[Task] Put the lines below into a numbered list, skipping blank lines and leaving out the pictures.

**********

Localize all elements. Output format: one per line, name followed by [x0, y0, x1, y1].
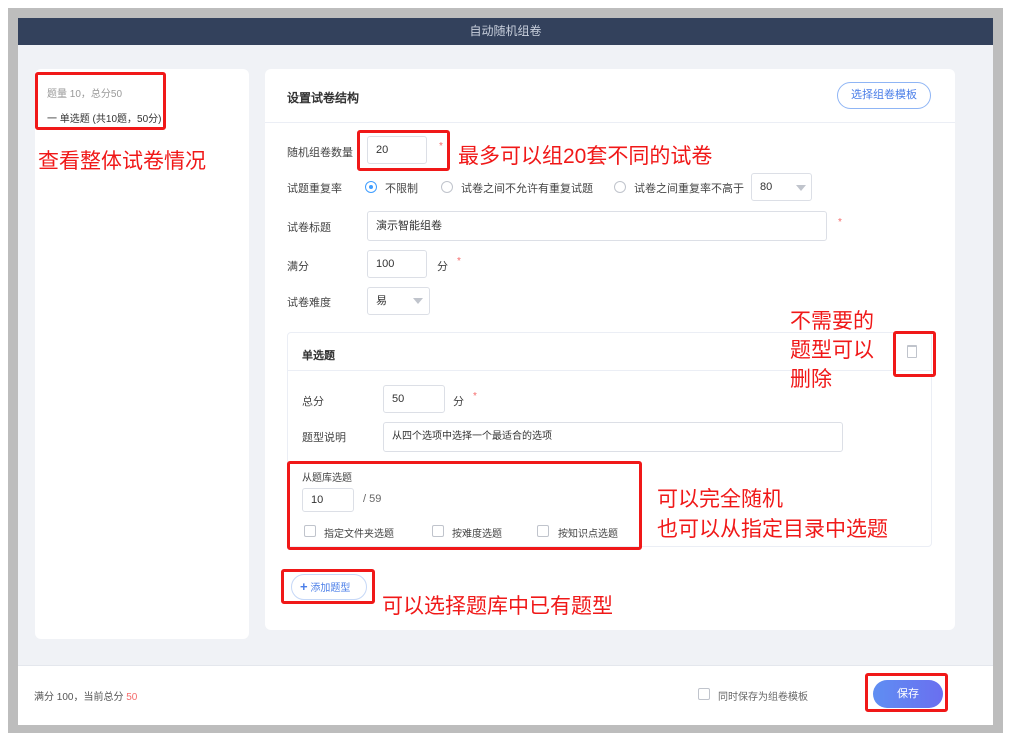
annotation-line: 可以完全随机 — [657, 488, 783, 511]
annotation-line: 不需要的 — [790, 310, 874, 333]
annotation-random: 可以完全随机也可以从指定目录中选题 — [657, 485, 888, 545]
section-title: 单选题 — [302, 350, 335, 362]
total-input[interactable]: 50 — [383, 385, 445, 413]
difficulty-label: 试卷难度 — [287, 297, 331, 309]
unit-label: 分 — [453, 396, 464, 408]
radio-repeat-rate-label[interactable]: 试卷之间重复率不高于 — [634, 180, 744, 196]
unit-label: 分 — [437, 261, 448, 273]
radio-no-repeat[interactable] — [441, 181, 453, 193]
annotation-line: 题型可以 — [790, 339, 874, 362]
desc-input[interactable]: 从四个选项中选择一个最适合的选项 — [383, 422, 843, 452]
annotation-overview: 查看整体试卷情况 — [38, 150, 206, 173]
required-mark: * — [838, 217, 842, 228]
annotation-max-sets: 最多可以组20套不同的试卷 — [458, 145, 713, 168]
footer: 满分 100，当前总分 50 同时保存为组卷模板 保存 — [18, 665, 993, 725]
radio-unlimited-label[interactable]: 不限制 — [385, 180, 418, 196]
required-mark: * — [473, 391, 477, 402]
divider — [265, 122, 955, 123]
highlight-box — [865, 673, 948, 712]
required-mark: * — [457, 256, 461, 267]
panel-title: 设置试卷结构 — [287, 91, 360, 105]
save-template-label[interactable]: 同时保存为组卷模板 — [718, 688, 808, 703]
chevron-down-icon — [413, 298, 423, 304]
current-score: 50 — [126, 692, 138, 703]
chevron-down-icon — [796, 185, 806, 191]
score-summary: 满分 100，当前总分 50 — [34, 688, 137, 703]
annotation-line: 也可以从指定目录中选题 — [657, 518, 888, 541]
paper-title-input[interactable]: 演示智能组卷 — [367, 211, 827, 241]
paper-title-label: 试卷标题 — [287, 222, 331, 234]
select-template-button[interactable]: 选择组卷模板 — [837, 82, 931, 109]
radio-no-repeat-label[interactable]: 试卷之间不允许有重复试题 — [461, 180, 593, 196]
difficulty-value: 易 — [376, 295, 387, 307]
highlight-box — [281, 569, 375, 604]
score-text: 满分 100，当前总分 — [34, 692, 127, 703]
count-label: 随机组卷数量 — [287, 147, 353, 159]
full-score-input[interactable]: 100 — [367, 250, 427, 278]
repeat-label: 试题重复率 — [287, 183, 342, 195]
highlight-box — [35, 72, 166, 130]
highlight-box — [357, 130, 450, 171]
radio-unlimited[interactable] — [365, 181, 377, 193]
save-template-checkbox[interactable] — [698, 688, 710, 700]
window-title: 自动随机组卷 — [18, 18, 993, 45]
highlight-box — [287, 461, 642, 550]
highlight-box — [893, 331, 936, 377]
annotation-delete: 不需要的题型可以删除 — [790, 307, 874, 394]
annotation-add-type: 可以选择题库中已有题型 — [382, 595, 613, 618]
desc-label: 题型说明 — [302, 432, 346, 444]
full-score-label: 满分 — [287, 261, 309, 273]
repeat-rate-value: 80 — [760, 181, 773, 193]
annotation-line: 删除 — [790, 368, 832, 391]
total-label: 总分 — [302, 396, 324, 408]
radio-repeat-rate[interactable] — [614, 181, 626, 193]
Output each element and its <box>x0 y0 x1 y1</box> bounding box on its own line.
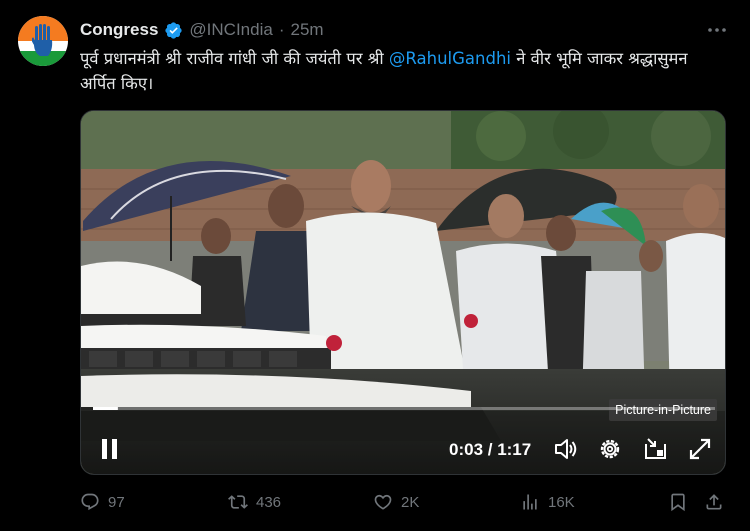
volume-icon[interactable] <box>553 436 579 462</box>
settings-gear-icon[interactable] <box>597 436 623 462</box>
mention-link[interactable]: @RahulGandhi <box>389 49 511 68</box>
fullscreen-icon[interactable] <box>687 436 713 462</box>
congress-hand-logo-icon <box>32 24 53 56</box>
video-player[interactable]: Picture-in-Picture 0:03 / 1:17 <box>80 110 726 475</box>
header-separator: · <box>278 20 285 39</box>
views-button[interactable]: 16K <box>520 492 575 512</box>
more-dots-icon[interactable] <box>706 20 728 40</box>
views-chart-icon <box>523 494 537 510</box>
author-handle[interactable]: @INCIndia <box>189 20 272 40</box>
tweet-card[interactable]: Congress @INCIndia · 25m पूर्व प्रधानमंत… <box>0 0 750 531</box>
tweet-timestamp[interactable]: 25m <box>291 20 324 40</box>
tweet-text: पूर्व प्रधानमंत्री श्री राजीव गांधी जी क… <box>80 46 700 96</box>
picture-in-picture-icon[interactable] <box>643 436 669 462</box>
reply-count: 97 <box>108 493 125 511</box>
bookmark-icon <box>671 493 685 512</box>
share-button[interactable] <box>704 492 724 512</box>
bookmark-button[interactable] <box>668 492 688 512</box>
video-timecode: 0:03 / 1:17 <box>449 440 532 459</box>
progress-bar[interactable] <box>93 407 715 410</box>
repost-icon <box>228 495 248 509</box>
avatar[interactable] <box>18 16 68 66</box>
heart-icon <box>374 494 392 510</box>
like-button[interactable]: 2K <box>373 492 419 512</box>
author-name[interactable]: Congress <box>80 20 158 40</box>
tweet-actions: 97 436 2K 16K <box>80 490 726 518</box>
progress-fill <box>93 407 118 410</box>
pause-icon[interactable] <box>97 436 123 462</box>
share-icon <box>706 494 722 510</box>
verified-badge-icon <box>165 21 183 39</box>
tweet-header: Congress @INCIndia · 25m <box>80 20 324 40</box>
like-count: 2K <box>401 493 420 511</box>
video-controls: 0:03 / 1:17 <box>81 414 725 474</box>
reply-icon <box>81 493 99 511</box>
reply-button[interactable]: 97 <box>80 492 125 512</box>
repost-count: 436 <box>256 493 282 511</box>
tweet-text-part1: पूर्व प्रधानमंत्री श्री राजीव गांधी जी क… <box>80 49 389 68</box>
repost-button[interactable]: 436 <box>228 492 281 512</box>
views-count: 16K <box>548 493 575 511</box>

**********

[Answer for this exercise]
1. Localize all elements. Output format: one per line, name followed by [x0, y0, x1, y1].
2. annotation-line: 可以完全随机 — [657, 488, 783, 511]
3. annotation-line: 不需要的 — [790, 310, 874, 333]
4. annotation-random: 可以完全随机也可以从指定目录中选题 — [657, 485, 888, 545]
5. section-title: 单选题 — [302, 350, 335, 362]
6. total-input[interactable]: 50 — [383, 385, 445, 413]
7. difficulty-label: 试卷难度 — [287, 297, 331, 309]
8. unit-label: 分 — [453, 396, 464, 408]
9. radio-repeat-rate-label[interactable]: 试卷之间重复率不高于 — [634, 180, 744, 196]
10. unit-label: 分 — [437, 261, 448, 273]
11. radio-no-repeat[interactable] — [441, 181, 453, 193]
12. annotation-line: 题型可以 — [790, 339, 874, 362]
13. desc-input[interactable]: 从四个选项中选择一个最适合的选项 — [383, 422, 843, 452]
14. annotation-overview: 查看整体试卷情况 — [38, 150, 206, 173]
15. required-mark: * — [838, 217, 842, 228]
16. annotation-max-sets: 最多可以组20套不同的试卷 — [458, 145, 713, 168]
17. footer: 满分 100，当前总分 50 同时保存为组卷模板 保存 — [18, 665, 993, 725]
18. radio-unlimited-label[interactable]: 不限制 — [385, 180, 418, 196]
19. required-mark: * — [473, 391, 477, 402]
20. divider — [265, 122, 955, 123]
21. highlight-box — [865, 673, 948, 712]
22. required-mark: * — [457, 256, 461, 267]
23. panel-title: 设置试卷结构 — [287, 91, 360, 105]
24. save-template-label[interactable]: 同时保存为组卷模板 — [718, 688, 808, 703]
25. chevron-down-icon — [413, 298, 423, 304]
26. current-score: 50 — [126, 692, 138, 703]
27. chevron-down-icon — [796, 185, 806, 191]
28. score-summary: 满分 100，当前总分 50 — [34, 688, 137, 703]
29. annotation-line: 也可以从指定目录中选题 — [657, 518, 888, 541]
30. paper-title-input[interactable]: 演示智能组卷 — [367, 211, 827, 241]
31. paper-title-label: 试卷标题 — [287, 222, 331, 234]
32. select-template-button[interactable]: 选择组卷模板 — [837, 82, 931, 109]
33. radio-no-repeat-label[interactable]: 试卷之间不允许有重复试题 — [461, 180, 593, 196]
34. difficulty-value: 易 — [376, 295, 387, 307]
35. highlight-box — [281, 569, 375, 604]
36. score-text: 满分 100，当前总分 — [34, 692, 127, 703]
37. count-label: 随机组卷数量 — [287, 147, 353, 159]
38. full-score-input[interactable]: 100 — [367, 250, 427, 278]
39. repeat-label: 试题重复率 — [287, 183, 342, 195]
40. highlight-box — [35, 72, 166, 130]
41. highlight-box — [357, 130, 450, 171]
42. radio-unlimited[interactable] — [365, 181, 377, 193]
43. save-template-checkbox[interactable] — [698, 688, 710, 700]
44. window-title: 自动随机组卷 — [18, 18, 993, 45]
45. highlight-box — [287, 461, 642, 550]
46. highlight-box — [893, 331, 936, 377]
47. annotation-delete: 不需要的题型可以删除 — [790, 307, 874, 394]
48. annotation-add-type: 可以选择题库中已有题型 — [382, 595, 613, 618]
49. desc-label: 题型说明 — [302, 432, 346, 444]
50. full-score-label: 满分 — [287, 261, 309, 273]
51. repeat-rate-value: 80 — [760, 181, 773, 193]
52. annotation-line: 删除 — [790, 368, 832, 391]
53. total-label: 总分 — [302, 396, 324, 408]
54. radio-repeat-rate[interactable] — [614, 181, 626, 193]
55. Output each element and its <box>x0 y0 x1 y1</box> bounding box on its own line.
56. volume-icon[interactable] <box>553 436 579 462</box>
57. settings-gear-icon[interactable] <box>597 436 623 462</box>
58. mention-link[interactable]: @RahulGandhi <box>389 49 511 68</box>
59. fullscreen-icon[interactable] <box>687 436 713 462</box>
60. congress-hand-logo-icon <box>32 24 53 56</box>
61. video-player[interactable]: Picture-in-Picture 0:03 / 1:17 <box>80 110 726 475</box>
62. header-separator: · <box>278 20 285 39</box>
63. views-button[interactable]: 16K <box>520 492 575 512</box>
64. more-dots-icon[interactable] <box>706 20 728 40</box>
65. views-chart-icon <box>523 494 537 510</box>
66. author-handle[interactable]: @INCIndia <box>189 20 272 40</box>
67. tweet-card[interactable]: Congress @INCIndia · 25m पूर्व प्रधानमंत… <box>0 0 750 531</box>
68. tweet-timestamp[interactable]: 25m <box>291 20 324 40</box>
69. tweet-text: पूर्व प्रधानमंत्री श्री राजीव गांधी जी क… <box>80 46 700 96</box>
70. picture-in-picture-icon[interactable] <box>643 436 669 462</box>
71. reply-count: 97 <box>108 493 125 511</box>
72. bookmark-icon <box>671 493 685 512</box>
73. share-button[interactable] <box>704 492 724 512</box>
74. bookmark-button[interactable] <box>668 492 688 512</box>
75. video-timecode: 0:03 / 1:17 <box>449 440 532 459</box>
76. progress-bar[interactable] <box>93 407 715 410</box>
77. repost-icon <box>228 495 248 509</box>
78. avatar[interactable] <box>18 16 68 66</box>
79. heart-icon <box>374 494 392 510</box>
80. like-button[interactable]: 2K <box>373 492 419 512</box>
81. author-name[interactable]: Congress <box>80 20 158 40</box>
82. tweet-actions: 97 436 2K 16K <box>80 490 726 518</box>
83. progress-fill <box>93 407 118 410</box>
84. pause-icon[interactable] <box>97 436 123 462</box>
85. share-icon <box>706 494 722 510</box>
86. verified-badge-icon <box>165 21 183 39</box>
87. tweet-header: Congress @INCIndia · 25m <box>80 20 324 40</box>
88. like-count: 2K <box>401 493 420 511</box>
89. video-controls: 0:03 / 1:17 <box>81 414 725 474</box>
90. reply-icon <box>81 493 99 511</box>
91. reply-button[interactable]: 97 <box>80 492 125 512</box>
92. repost-count: 436 <box>256 493 282 511</box>
93. tweet-text-part1: पूर्व प्रधानमंत्री श्री राजीव गांधी जी क… <box>80 49 389 68</box>
94. repost-button[interactable]: 436 <box>228 492 281 512</box>
95. views-count: 16K <box>548 493 575 511</box>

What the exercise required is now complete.